* **WHAT YOU NEED TO DO**: Copy out each line of the data that holds the word "subtitle".

* **Figure data in JSON**:

* start *

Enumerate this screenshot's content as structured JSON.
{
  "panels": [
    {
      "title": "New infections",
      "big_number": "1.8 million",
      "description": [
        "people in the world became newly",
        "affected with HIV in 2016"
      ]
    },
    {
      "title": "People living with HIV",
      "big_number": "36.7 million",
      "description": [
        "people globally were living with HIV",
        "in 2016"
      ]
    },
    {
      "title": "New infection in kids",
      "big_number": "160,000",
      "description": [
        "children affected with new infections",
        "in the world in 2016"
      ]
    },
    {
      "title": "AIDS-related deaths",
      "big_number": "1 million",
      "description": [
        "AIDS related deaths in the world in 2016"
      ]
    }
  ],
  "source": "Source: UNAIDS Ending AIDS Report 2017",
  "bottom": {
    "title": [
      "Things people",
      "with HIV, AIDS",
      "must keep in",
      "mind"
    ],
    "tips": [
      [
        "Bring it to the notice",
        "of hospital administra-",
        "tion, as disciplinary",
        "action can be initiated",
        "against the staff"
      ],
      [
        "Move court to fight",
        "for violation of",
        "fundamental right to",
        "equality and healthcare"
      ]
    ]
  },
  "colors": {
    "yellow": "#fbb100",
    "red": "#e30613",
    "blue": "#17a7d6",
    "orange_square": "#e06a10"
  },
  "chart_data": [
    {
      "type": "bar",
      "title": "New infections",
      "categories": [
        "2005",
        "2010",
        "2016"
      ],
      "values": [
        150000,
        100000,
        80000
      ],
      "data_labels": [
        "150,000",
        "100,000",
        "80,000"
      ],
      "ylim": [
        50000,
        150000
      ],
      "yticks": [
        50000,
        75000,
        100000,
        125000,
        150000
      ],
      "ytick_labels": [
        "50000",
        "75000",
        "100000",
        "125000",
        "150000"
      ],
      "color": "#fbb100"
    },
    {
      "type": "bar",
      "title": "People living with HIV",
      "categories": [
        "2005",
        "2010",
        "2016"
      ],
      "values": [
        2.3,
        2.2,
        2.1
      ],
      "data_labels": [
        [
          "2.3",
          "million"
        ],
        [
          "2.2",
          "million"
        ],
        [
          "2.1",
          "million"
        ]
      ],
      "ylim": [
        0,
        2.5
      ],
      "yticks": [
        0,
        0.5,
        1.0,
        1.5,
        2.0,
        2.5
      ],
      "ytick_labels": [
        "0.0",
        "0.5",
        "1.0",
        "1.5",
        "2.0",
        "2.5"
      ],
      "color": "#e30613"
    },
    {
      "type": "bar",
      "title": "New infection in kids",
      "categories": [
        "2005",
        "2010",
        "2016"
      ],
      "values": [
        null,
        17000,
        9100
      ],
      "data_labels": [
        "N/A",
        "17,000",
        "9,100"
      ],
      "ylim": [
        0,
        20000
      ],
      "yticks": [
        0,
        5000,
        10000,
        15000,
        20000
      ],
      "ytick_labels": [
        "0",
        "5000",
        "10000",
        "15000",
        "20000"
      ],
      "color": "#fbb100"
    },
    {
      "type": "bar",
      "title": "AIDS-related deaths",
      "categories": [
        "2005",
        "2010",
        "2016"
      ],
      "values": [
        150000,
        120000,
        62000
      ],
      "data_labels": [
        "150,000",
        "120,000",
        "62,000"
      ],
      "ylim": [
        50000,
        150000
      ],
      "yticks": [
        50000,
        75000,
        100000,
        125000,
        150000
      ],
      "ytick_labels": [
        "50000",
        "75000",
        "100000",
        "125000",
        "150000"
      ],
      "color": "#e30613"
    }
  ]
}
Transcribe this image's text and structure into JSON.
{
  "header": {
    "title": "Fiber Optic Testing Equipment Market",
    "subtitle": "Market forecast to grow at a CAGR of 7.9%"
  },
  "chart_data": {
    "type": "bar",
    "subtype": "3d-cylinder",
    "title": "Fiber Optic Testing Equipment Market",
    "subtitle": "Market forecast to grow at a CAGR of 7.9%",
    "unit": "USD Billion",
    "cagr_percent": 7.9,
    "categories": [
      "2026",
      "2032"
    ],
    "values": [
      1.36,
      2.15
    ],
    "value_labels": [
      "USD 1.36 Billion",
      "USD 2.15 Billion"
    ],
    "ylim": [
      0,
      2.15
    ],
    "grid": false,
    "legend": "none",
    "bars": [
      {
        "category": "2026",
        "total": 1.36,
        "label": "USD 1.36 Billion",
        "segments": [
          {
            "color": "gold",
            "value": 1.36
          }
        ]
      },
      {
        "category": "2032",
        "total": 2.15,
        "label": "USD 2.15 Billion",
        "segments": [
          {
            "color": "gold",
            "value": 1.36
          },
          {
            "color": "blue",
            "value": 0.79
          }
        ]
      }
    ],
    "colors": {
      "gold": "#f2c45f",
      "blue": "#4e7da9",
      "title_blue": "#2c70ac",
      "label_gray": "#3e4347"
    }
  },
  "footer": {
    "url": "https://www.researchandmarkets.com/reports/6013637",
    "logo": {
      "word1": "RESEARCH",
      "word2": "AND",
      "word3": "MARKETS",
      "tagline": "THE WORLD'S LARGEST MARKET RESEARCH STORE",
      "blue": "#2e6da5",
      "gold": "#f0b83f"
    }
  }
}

* end *

* **EXERCISE RESPONSE**:
    "subtitle": "Market forecast to grow at a CAGR of 7.9%"
    "subtitle": "Market forecast to grow at a CAGR of 7.9%",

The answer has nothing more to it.